====== TEXTO DADO ======
19 de marzo de 2023 - 4º Domingo de Cuaresma "A"

1 Samuel 16:1...13; Ef. 5:8-14; Juan 9:1-41

Homilía

Cuando nos ocurre algo malo o doloroso, como un accidente o una enfermedad, nuestra primera reacción suele ser decir: "¿Por qué? ¿Por qué me ocurre esto a mí?  ¿Qué he hecho para merecer esto?  Ésta es precisamente la pregunta que los discípulos hacen a Jesús en presencia del ciego de nacimiento.  O, más exactamente, quieren saber si esta desgracia le ocurrió a este hombre a causa de sus pecados personales o de los de sus padres.  Jesús se niega a dejarse atrapar por tales razonamientos.  Para él, el mal -ya sea físico o moral- no es algo que se pueda explicar.  Es algo que hay que eliminar.  Vino precisamente para liberar a la humanidad de él.

          Este Evangelio es importante para todos nosotros, porque todos nacemos ciegos. Pero el Señor nos dice: "Mientras esté en el mundo, yo soy la luz del mundo" (Juan 9,5).  No podemos ver por nosotros mismos.  Sólo Él es la Luz, y sólo Él puede dar luz, porque fue enviado por el Padre para hacerlo.  ¿Hay algo, pues, que podamos hacer?  Sí, "ve y lávate en el estanque de Siloé", dice Jesús (v. 7).  Entonces se abrirán nuestros ojos, y los que nacimos ciegos veremos.  Ésta es la obra del Señor.
====== LOS DATOS ======
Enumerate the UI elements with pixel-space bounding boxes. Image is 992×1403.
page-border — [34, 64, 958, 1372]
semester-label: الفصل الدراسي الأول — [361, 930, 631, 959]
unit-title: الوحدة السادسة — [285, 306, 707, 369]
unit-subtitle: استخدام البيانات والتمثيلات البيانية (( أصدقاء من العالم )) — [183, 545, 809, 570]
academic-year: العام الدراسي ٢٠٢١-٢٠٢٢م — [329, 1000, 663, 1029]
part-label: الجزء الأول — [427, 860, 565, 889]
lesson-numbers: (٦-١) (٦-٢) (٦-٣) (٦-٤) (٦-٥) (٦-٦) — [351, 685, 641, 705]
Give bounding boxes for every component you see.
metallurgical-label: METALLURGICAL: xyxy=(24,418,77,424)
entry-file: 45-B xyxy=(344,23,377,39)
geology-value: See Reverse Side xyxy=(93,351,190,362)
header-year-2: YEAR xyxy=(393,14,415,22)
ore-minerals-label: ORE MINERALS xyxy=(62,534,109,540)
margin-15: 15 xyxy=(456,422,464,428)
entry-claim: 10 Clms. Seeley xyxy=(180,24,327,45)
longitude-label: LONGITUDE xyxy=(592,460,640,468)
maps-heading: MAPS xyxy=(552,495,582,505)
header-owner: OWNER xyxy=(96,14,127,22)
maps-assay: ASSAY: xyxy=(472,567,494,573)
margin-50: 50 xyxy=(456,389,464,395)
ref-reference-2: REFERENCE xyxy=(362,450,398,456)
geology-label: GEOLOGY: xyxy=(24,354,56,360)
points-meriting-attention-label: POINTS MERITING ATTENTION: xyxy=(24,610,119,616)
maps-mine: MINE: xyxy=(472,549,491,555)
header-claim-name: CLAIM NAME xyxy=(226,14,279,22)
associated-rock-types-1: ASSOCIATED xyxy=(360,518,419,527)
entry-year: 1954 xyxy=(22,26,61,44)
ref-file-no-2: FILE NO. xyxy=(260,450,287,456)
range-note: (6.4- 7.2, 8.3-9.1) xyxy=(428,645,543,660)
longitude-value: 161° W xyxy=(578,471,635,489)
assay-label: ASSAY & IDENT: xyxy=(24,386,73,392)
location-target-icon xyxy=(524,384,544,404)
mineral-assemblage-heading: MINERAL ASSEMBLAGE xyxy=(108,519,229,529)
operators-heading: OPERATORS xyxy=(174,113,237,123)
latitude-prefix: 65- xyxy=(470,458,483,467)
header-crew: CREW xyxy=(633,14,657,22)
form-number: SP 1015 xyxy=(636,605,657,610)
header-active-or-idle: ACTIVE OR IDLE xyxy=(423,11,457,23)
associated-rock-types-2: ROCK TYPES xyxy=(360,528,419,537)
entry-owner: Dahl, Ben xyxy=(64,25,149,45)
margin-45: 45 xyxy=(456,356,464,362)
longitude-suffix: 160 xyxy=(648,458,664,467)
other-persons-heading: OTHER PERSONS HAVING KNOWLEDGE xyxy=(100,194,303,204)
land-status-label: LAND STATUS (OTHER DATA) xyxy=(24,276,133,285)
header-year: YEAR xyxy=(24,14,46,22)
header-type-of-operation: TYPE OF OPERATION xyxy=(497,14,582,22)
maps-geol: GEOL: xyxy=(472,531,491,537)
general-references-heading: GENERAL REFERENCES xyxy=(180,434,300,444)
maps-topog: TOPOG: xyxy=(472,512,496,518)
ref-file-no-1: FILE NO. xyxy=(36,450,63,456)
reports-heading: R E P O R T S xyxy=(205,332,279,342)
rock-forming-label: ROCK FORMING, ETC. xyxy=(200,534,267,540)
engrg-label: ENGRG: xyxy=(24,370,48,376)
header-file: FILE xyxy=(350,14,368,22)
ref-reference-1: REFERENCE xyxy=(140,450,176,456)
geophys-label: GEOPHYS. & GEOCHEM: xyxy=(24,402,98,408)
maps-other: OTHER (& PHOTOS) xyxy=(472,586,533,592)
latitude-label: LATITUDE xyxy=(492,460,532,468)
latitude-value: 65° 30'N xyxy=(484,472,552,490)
======
Edita el tramo de la homilía que va desde "19 de marzo" hasta "humanidad de él." y escribe "dolencia" en lugar de "enfermedad". Los ítems constituyen un material independiente del texto.

19 de marzo de 2023 - 4º Domingo de Cuaresma "A"

1 Samuel 16:1...13; Ef. 5:8-14; Juan 9:1-41

Homilía

Cuando nos ocurre algo malo o doloroso, como un accidente o una dolencia, nuestra primera reacción suele ser decir: "¿Por qué? ¿Por qué me ocurre esto a mí?  ¿Qué he hecho para merecer esto?  Ésta es precisamente la pregunta que los discípulos hacen a Jesús en presencia del ciego de nacimiento.  O, más exactamente, quieren saber si esta desgracia le ocurrió a este hombre a causa de sus pecados personales o de los de sus padres.  Jesús se niega a dejarse atrapar por tales razonamientos.  Para él, el mal -ya sea físico o moral- no es algo que se pueda explicar.  Es algo que hay que eliminar.  Vino precisamente para liberar a la humanidad de él.